*Supplied records*:
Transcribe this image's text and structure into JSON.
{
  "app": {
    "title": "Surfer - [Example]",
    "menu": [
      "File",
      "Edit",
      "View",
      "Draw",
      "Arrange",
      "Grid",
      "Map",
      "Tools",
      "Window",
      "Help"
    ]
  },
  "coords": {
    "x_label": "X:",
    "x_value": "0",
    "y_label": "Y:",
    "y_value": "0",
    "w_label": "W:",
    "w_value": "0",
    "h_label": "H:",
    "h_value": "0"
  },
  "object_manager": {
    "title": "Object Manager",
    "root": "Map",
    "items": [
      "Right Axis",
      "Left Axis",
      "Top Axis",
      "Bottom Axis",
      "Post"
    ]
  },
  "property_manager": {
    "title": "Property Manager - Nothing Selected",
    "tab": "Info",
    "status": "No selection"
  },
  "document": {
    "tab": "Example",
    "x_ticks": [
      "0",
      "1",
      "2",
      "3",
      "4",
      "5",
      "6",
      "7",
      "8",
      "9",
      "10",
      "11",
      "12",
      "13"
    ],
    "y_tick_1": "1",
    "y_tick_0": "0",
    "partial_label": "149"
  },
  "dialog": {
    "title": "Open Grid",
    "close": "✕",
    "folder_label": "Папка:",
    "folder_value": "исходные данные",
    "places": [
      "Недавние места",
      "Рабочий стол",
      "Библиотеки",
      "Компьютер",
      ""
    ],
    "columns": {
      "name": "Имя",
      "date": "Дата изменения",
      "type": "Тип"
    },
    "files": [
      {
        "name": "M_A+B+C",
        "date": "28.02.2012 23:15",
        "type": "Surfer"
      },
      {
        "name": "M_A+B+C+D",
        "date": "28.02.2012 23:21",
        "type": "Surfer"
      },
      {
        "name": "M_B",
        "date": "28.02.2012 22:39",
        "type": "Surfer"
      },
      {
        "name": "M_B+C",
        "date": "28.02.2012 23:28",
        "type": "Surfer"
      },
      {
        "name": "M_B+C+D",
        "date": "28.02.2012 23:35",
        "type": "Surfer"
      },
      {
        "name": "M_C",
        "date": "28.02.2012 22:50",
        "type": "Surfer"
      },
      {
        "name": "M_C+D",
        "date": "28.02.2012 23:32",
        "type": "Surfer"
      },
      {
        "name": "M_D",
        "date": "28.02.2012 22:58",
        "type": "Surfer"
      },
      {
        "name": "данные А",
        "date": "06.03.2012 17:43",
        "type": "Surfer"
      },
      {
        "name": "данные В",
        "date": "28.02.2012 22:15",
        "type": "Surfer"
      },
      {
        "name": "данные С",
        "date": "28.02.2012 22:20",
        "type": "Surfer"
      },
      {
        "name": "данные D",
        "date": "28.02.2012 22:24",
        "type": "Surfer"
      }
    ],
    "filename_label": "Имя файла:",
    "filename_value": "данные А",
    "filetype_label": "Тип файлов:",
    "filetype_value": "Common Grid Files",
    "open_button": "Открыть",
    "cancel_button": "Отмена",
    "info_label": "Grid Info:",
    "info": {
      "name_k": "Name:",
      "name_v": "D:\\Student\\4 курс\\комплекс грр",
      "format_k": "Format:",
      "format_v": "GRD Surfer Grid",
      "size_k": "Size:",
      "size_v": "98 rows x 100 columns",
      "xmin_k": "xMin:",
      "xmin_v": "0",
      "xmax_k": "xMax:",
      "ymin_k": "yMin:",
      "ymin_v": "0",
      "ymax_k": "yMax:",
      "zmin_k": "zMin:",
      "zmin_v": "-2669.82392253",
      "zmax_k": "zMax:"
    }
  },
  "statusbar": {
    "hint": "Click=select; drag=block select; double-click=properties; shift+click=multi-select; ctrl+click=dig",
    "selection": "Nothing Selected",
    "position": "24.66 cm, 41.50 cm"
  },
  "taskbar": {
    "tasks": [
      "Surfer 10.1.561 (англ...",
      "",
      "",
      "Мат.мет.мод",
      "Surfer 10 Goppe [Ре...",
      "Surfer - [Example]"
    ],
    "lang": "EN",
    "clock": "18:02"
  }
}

*Prompt*: Pull every line containing "Selected" out of the data above.

*Solved exercise*:
    "title": "Property Manager - Nothing Selected",
    "selection": "Nothing Selected",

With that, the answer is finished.